### Listing
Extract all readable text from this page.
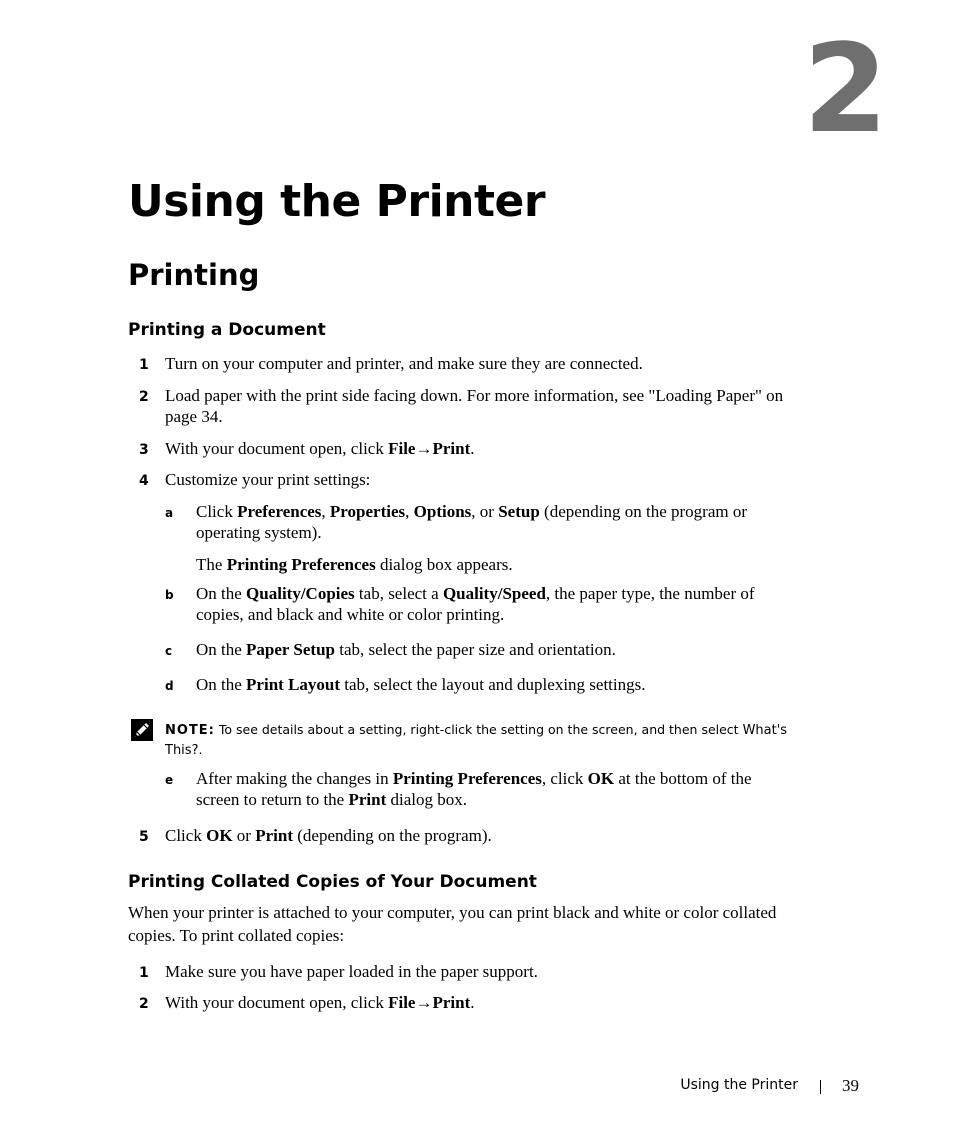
2
Using the Printer
Printing
Printing a Document
1 Turn on your computer and printer, and make sure they are connected.
2 Load paper with the print side facing down. For more information, see "Loading Paper" on
page 34.
3 With your document open, click File→Print.
4 Customize your print settings:
a Click Preferences, Properties, Options, or Setup (depending on the program or
operating system).
The Printing Preferences dialog box appears.
b On the Quality/Copies tab, select a Quality/Speed, the paper type, the number of
copies, and black and white or color printing.
c On the Paper Setup tab, select the paper size and orientation.
d On the Print Layout tab, select the layout and duplexing settings.
NOTE: To see details about a setting, right-click the setting on the screen, and then select What's
This?.
e After making the changes in Printing Preferences, click OK at the bottom of the
screen to return to the Print dialog box.
5 Click OK or Print (depending on the program).
Printing Collated Copies of Your Document
When your printer is attached to your computer, you can print black and white or color collated
copies. To print collated copies:
1 Make sure you have paper loaded in the paper support.
2 With your document open, click File→Print.
Using the Printer	39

### Work to be completed
The records above need to be given again exactly. Omit the pictures.

### Reply
Extract all readable text from this page.
2
Using the Printer
Printing
Printing a Document
1 Turn on your computer and printer, and make sure they are connected.
2 Load paper with the print side facing down. For more information, see "Loading Paper" on
page 34.
3 With your document open, click File→Print.
4 Customize your print settings:
a Click Preferences, Properties, Options, or Setup (depending on the program or
operating system).
The Printing Preferences dialog box appears.
b On the Quality/Copies tab, select a Quality/Speed, the paper type, the number of
copies, and black and white or color printing.
c On the Paper Setup tab, select the paper size and orientation.
d On the Print Layout tab, select the layout and duplexing settings.
NOTE: To see details about a setting, right-click the setting on the screen, and then select What's
This?.
e After making the changes in Printing Preferences, click OK at the bottom of the
screen to return to the Print dialog box.
5 Click OK or Print (depending on the program).
Printing Collated Copies of Your Document
When your printer is attached to your computer, you can print black and white or color collated
copies. To print collated copies:
1 Make sure you have paper loaded in the paper support.
2 With your document open, click File→Print.
Using the Printer	39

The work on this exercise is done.